Count how many lines include "chine" and answer with that number only.
***** Provided material
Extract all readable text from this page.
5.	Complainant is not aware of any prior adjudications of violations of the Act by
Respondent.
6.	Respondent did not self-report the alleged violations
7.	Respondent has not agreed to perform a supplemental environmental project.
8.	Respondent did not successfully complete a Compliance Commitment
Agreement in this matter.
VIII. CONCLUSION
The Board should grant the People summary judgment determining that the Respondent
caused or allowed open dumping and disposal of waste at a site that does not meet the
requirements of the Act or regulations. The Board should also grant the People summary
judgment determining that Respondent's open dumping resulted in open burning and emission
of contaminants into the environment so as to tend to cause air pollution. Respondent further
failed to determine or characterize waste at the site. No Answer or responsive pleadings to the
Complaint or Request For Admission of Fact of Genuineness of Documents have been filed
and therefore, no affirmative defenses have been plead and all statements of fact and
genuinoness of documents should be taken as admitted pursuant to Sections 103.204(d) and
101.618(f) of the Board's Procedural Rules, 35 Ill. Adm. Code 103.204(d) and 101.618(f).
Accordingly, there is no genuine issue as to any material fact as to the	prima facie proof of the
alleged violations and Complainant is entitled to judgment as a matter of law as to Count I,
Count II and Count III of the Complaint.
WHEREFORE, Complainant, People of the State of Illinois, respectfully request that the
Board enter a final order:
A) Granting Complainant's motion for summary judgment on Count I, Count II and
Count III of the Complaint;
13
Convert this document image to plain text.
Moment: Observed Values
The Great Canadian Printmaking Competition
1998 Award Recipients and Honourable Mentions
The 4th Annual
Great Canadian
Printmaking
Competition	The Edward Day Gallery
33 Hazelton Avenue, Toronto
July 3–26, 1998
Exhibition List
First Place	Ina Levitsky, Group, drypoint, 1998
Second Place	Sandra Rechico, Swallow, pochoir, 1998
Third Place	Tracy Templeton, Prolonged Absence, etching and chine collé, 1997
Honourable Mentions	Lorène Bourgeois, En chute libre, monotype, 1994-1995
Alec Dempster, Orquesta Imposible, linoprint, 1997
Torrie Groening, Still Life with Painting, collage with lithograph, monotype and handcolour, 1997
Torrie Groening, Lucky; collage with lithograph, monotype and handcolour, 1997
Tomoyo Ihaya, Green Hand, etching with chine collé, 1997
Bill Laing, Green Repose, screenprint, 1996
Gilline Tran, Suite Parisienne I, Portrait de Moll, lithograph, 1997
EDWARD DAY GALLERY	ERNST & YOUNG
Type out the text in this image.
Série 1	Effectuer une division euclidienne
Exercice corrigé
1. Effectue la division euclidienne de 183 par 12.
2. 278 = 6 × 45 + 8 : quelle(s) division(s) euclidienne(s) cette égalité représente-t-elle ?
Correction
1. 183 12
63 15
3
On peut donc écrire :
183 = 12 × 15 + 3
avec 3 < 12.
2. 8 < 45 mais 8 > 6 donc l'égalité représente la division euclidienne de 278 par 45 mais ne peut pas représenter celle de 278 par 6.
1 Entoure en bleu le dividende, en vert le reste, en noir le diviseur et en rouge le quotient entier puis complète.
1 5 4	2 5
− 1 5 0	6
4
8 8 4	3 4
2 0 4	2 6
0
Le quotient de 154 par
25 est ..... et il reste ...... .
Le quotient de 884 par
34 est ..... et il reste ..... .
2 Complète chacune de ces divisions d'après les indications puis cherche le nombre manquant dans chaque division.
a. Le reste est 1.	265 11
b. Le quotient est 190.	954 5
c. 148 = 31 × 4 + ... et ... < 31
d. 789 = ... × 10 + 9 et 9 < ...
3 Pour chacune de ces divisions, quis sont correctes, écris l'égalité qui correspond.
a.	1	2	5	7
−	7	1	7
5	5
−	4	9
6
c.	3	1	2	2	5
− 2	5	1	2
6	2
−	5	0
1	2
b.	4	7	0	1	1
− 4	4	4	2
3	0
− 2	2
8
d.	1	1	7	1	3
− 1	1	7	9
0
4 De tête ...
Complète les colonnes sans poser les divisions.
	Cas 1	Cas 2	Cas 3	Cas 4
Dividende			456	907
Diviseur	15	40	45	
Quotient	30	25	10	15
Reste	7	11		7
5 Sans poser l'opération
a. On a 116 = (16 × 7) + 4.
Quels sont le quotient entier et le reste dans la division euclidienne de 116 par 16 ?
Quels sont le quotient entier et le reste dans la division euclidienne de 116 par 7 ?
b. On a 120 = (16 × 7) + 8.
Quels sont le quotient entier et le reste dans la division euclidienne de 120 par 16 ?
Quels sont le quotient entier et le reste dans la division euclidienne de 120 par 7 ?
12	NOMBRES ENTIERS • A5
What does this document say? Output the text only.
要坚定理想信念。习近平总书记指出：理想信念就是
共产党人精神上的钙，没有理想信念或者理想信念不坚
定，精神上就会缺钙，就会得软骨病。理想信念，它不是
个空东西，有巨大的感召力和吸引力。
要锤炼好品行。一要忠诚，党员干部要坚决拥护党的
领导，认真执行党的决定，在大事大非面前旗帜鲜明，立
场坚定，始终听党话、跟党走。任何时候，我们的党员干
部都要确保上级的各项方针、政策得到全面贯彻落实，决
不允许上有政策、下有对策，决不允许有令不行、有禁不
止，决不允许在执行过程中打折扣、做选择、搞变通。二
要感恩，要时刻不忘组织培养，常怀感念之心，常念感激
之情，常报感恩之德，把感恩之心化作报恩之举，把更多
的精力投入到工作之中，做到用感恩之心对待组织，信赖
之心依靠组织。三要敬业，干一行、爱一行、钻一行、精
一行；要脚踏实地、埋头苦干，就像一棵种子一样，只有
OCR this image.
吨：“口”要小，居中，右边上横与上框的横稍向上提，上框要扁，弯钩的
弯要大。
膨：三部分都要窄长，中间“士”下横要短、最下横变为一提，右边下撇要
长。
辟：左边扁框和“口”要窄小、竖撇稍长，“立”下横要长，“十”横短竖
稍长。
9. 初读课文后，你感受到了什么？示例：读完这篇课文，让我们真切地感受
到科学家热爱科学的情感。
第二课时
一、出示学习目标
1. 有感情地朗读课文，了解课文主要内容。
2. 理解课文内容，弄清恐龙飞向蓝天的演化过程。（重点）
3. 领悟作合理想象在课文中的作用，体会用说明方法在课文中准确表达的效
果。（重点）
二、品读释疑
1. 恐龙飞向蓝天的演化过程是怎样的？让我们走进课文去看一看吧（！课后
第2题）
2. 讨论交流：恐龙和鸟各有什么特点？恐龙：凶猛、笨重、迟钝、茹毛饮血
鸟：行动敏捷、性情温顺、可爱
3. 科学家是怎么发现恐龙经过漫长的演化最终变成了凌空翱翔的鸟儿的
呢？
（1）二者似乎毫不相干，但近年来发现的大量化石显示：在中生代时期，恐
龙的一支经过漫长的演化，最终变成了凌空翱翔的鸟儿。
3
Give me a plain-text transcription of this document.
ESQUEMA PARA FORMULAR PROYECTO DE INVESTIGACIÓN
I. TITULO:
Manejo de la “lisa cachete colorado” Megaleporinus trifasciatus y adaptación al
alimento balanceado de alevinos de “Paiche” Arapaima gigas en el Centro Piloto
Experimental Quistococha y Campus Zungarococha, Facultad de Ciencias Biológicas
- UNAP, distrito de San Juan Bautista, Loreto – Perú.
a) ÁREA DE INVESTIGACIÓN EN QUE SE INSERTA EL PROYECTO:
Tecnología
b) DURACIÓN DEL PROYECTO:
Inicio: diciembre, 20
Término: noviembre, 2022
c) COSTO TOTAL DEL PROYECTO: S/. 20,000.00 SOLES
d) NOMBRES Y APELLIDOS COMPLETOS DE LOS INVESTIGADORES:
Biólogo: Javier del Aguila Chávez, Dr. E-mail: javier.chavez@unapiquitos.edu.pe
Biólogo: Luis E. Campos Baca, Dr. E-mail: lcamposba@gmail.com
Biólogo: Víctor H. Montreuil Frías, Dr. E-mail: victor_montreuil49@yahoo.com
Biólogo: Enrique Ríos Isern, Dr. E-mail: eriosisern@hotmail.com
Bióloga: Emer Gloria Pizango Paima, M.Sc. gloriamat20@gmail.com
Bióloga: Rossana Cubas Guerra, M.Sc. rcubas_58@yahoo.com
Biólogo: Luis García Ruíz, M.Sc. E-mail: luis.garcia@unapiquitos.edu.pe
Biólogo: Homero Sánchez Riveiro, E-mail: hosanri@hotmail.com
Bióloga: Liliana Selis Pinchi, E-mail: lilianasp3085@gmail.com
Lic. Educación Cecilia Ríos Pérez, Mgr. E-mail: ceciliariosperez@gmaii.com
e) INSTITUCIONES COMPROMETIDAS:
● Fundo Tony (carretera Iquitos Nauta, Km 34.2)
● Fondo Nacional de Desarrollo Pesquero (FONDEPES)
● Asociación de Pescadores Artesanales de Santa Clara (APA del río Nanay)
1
**********
**Result of the task:**
2